**DATASET RECORDS:**
╭──

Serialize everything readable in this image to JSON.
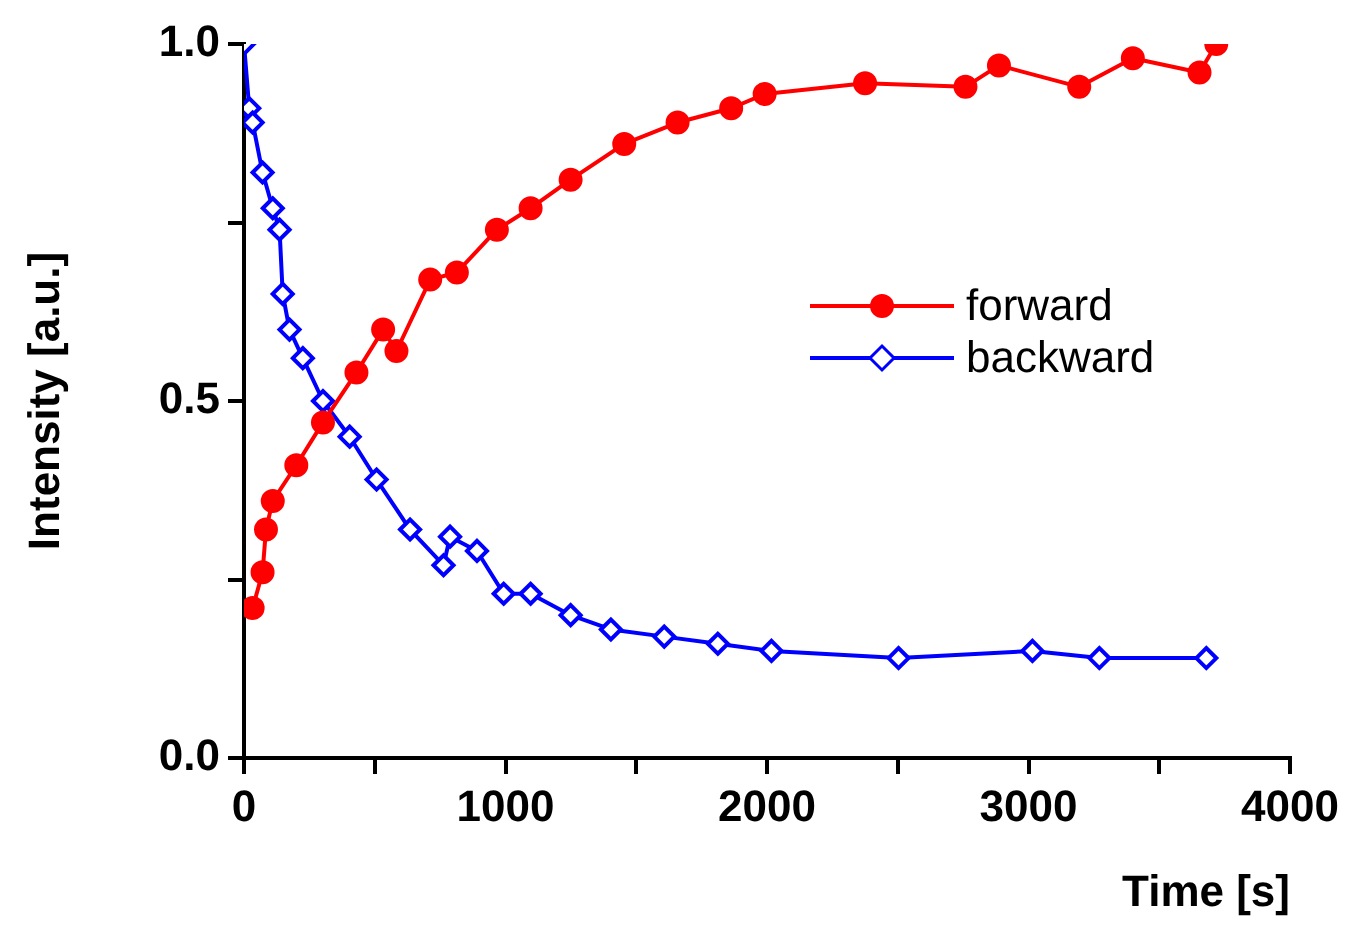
{
  "chart_data": {
    "type": "line",
    "xlabel": "Time [s]",
    "ylabel": "Intensity [a.u.]",
    "xlim": [
      0,
      4000
    ],
    "ylim": [
      0,
      1.0
    ],
    "xticks": [
      0,
      {
        "value": 500,
        "label": null
      },
      1000,
      {
        "value": 1500,
        "label": null
      },
      2000,
      {
        "value": 2500,
        "label": null
      },
      3000,
      {
        "value": 3500,
        "label": null
      },
      4000
    ],
    "yticks": [
      {
        "value": 0,
        "label": "0.0"
      },
      {
        "value": 0.25,
        "label": null
      },
      {
        "value": 0.5,
        "label": "0.5"
      },
      {
        "value": 0.75,
        "label": null
      },
      {
        "value": 1.0,
        "label": "1.0"
      }
    ],
    "grid": false,
    "legend": "right",
    "line_style": "solid",
    "series": [
      {
        "name": "forward",
        "color": "#ff0000",
        "marker": "circle",
        "x": [
          33,
          71,
          84,
          110,
          200,
          302,
          430,
          532,
          583,
          712,
          814,
          967,
          1096,
          1249,
          1454,
          1658,
          1863,
          1991,
          2375,
          2759,
          2887,
          3194,
          3399,
          3654,
          3718
        ],
        "values": [
          0.21,
          0.26,
          0.32,
          0.36,
          0.41,
          0.47,
          0.54,
          0.6,
          0.57,
          0.67,
          0.68,
          0.74,
          0.77,
          0.81,
          0.86,
          0.89,
          0.91,
          0.93,
          0.945,
          0.94,
          0.97,
          0.94,
          0.98,
          0.96,
          1.0
        ]
      },
      {
        "name": "backward",
        "color": "#0000ff",
        "marker": "diamond",
        "x": [
          0,
          20,
          33,
          71,
          110,
          136,
          148,
          174,
          225,
          302,
          404,
          507,
          635,
          763,
          788,
          891,
          993,
          1096,
          1249,
          1403,
          1607,
          1812,
          2017,
          2503,
          3015,
          3271,
          3680
        ],
        "values": [
          1.0,
          0.91,
          0.89,
          0.82,
          0.77,
          0.74,
          0.65,
          0.6,
          0.56,
          0.5,
          0.45,
          0.39,
          0.32,
          0.27,
          0.31,
          0.29,
          0.23,
          0.23,
          0.2,
          0.18,
          0.17,
          0.16,
          0.15,
          0.14,
          0.15,
          0.14,
          0.14
        ]
      }
    ]
  }
}
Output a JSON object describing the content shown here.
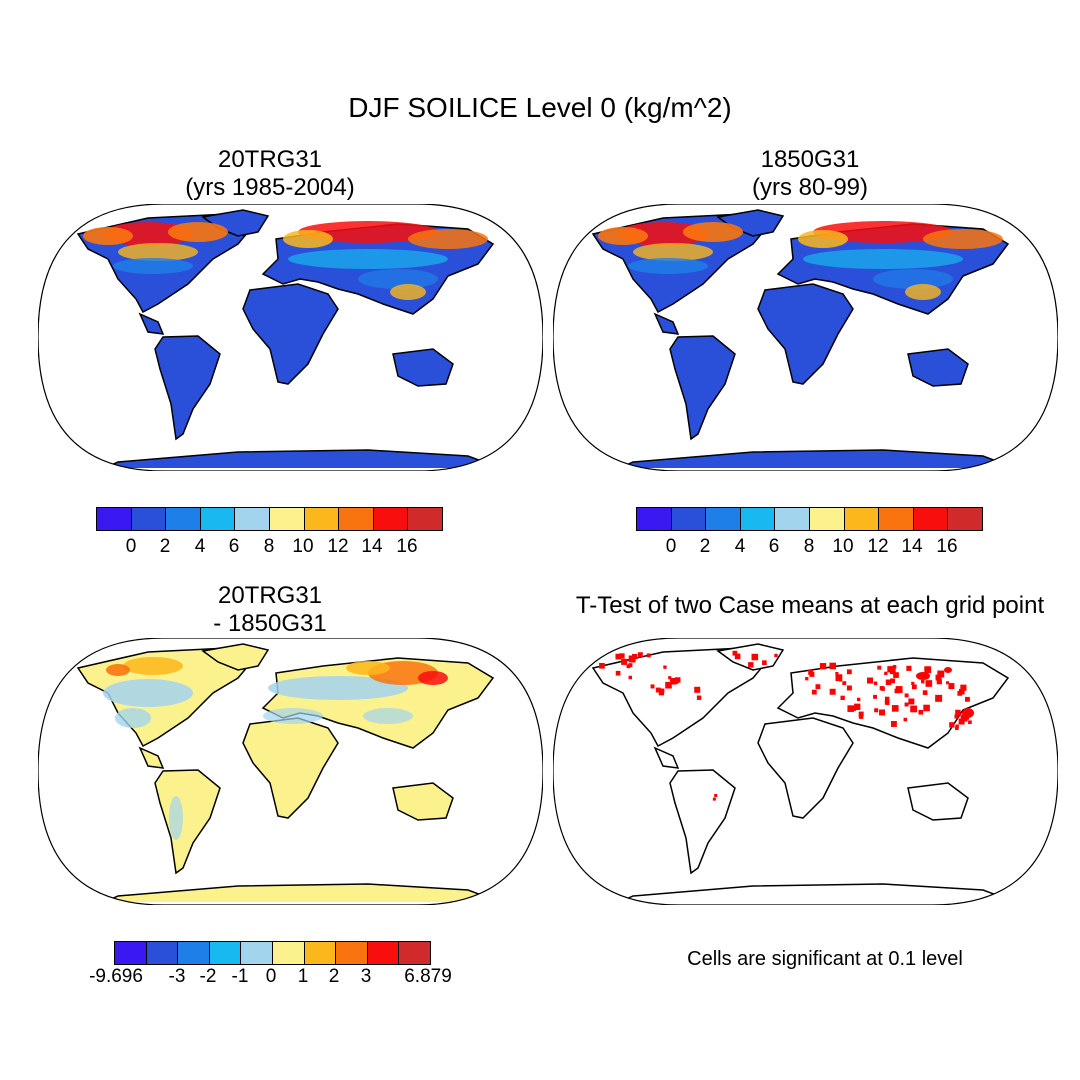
{
  "title": "DJF SOILICE Level 0 (kg/m^2)",
  "colors": [
    "#3a18f2",
    "#2a4fd8",
    "#1f7fe8",
    "#18b8f0",
    "#a3d4ee",
    "#fbf28e",
    "#fbb71c",
    "#f9740f",
    "#f90e0e",
    "#d02a2a"
  ],
  "sig_color": "#ff0000",
  "panels": [
    {
      "title_line1": "20TRG31",
      "title_line2": "(yrs 1985-2004)"
    },
    {
      "title_line1": "1850G31",
      "title_line2": "(yrs 80-99)"
    },
    {
      "title_line1": "20TRG31",
      "title_line2": "- 1850G31"
    },
    {
      "title_line1": "T-Test of two Case means at each grid point"
    }
  ],
  "colorbars": {
    "abs": {
      "labels": [
        "0",
        "2",
        "4",
        "6",
        "8",
        "10",
        "12",
        "14",
        "16"
      ]
    },
    "diff": {
      "labels": [
        "-9.696",
        "-3",
        "-2",
        "-1",
        "0",
        "1",
        "2",
        "3",
        "6.879"
      ]
    }
  },
  "significance_note": "Cells are significant at 0.1 level"
}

╰──

**STATED GOAL:**
Every line above should be returned exactly; the pictures stay out.

**THE ANSWER:**
Serialize everything readable in this image to JSON.
{
  "chart_data": {
    "type": "line",
    "xlabel": "Time [s]",
    "ylabel": "Intensity [a.u.]",
    "xlim": [
      0,
      4000
    ],
    "ylim": [
      0,
      1.0
    ],
    "xticks": [
      0,
      {
        "value": 500,
        "label": null
      },
      1000,
      {
        "value": 1500,
        "label": null
      },
      2000,
      {
        "value": 2500,
        "label": null
      },
      3000,
      {
        "value": 3500,
        "label": null
      },
      4000
    ],
    "yticks": [
      {
        "value": 0,
        "label": "0.0"
      },
      {
        "value": 0.25,
        "label": null
      },
      {
        "value": 0.5,
        "label": "0.5"
      },
      {
        "value": 0.75,
        "label": null
      },
      {
        "value": 1.0,
        "label": "1.0"
      }
    ],
    "grid": false,
    "legend": "right",
    "line_style": "solid",
    "series": [
      {
        "name": "forward",
        "color": "#ff0000",
        "marker": "circle",
        "x": [
          33,
          71,
          84,
          110,
          200,
          302,
          430,
          532,
          583,
          712,
          814,
          967,
          1096,
          1249,
          1454,
          1658,
          1863,
          1991,
          2375,
          2759,
          2887,
          3194,
          3399,
          3654,
          3718
        ],
        "values": [
          0.21,
          0.26,
          0.32,
          0.36,
          0.41,
          0.47,
          0.54,
          0.6,
          0.57,
          0.67,
          0.68,
          0.74,
          0.77,
          0.81,
          0.86,
          0.89,
          0.91,
          0.93,
          0.945,
          0.94,
          0.97,
          0.94,
          0.98,
          0.96,
          1.0
        ]
      },
      {
        "name": "backward",
        "color": "#0000ff",
        "marker": "diamond",
        "x": [
          0,
          20,
          33,
          71,
          110,
          136,
          148,
          174,
          225,
          302,
          404,
          507,
          635,
          763,
          788,
          891,
          993,
          1096,
          1249,
          1403,
          1607,
          1812,
          2017,
          2503,
          3015,
          3271,
          3680
        ],
        "values": [
          1.0,
          0.91,
          0.89,
          0.82,
          0.77,
          0.74,
          0.65,
          0.6,
          0.56,
          0.5,
          0.45,
          0.39,
          0.32,
          0.27,
          0.31,
          0.29,
          0.23,
          0.23,
          0.2,
          0.18,
          0.17,
          0.16,
          0.15,
          0.14,
          0.15,
          0.14,
          0.14
        ]
      }
    ]
  }
}
Output a JSON object describing the content shown here.
{
  "title": "DJF SOILICE Level 0 (kg/m^2)",
  "colors": [
    "#3a18f2",
    "#2a4fd8",
    "#1f7fe8",
    "#18b8f0",
    "#a3d4ee",
    "#fbf28e",
    "#fbb71c",
    "#f9740f",
    "#f90e0e",
    "#d02a2a"
  ],
  "sig_color": "#ff0000",
  "panels": [
    {
      "title_line1": "20TRG31",
      "title_line2": "(yrs 1985-2004)"
    },
    {
      "title_line1": "1850G31",
      "title_line2": "(yrs 80-99)"
    },
    {
      "title_line1": "20TRG31",
      "title_line2": "- 1850G31"
    },
    {
      "title_line1": "T-Test of two Case means at each grid point"
    }
  ],
  "colorbars": {
    "abs": {
      "labels": [
        "0",
        "2",
        "4",
        "6",
        "8",
        "10",
        "12",
        "14",
        "16"
      ]
    },
    "diff": {
      "labels": [
        "-9.696",
        "-3",
        "-2",
        "-1",
        "0",
        "1",
        "2",
        "3",
        "6.879"
      ]
    }
  },
  "significance_note": "Cells are significant at 0.1 level"
}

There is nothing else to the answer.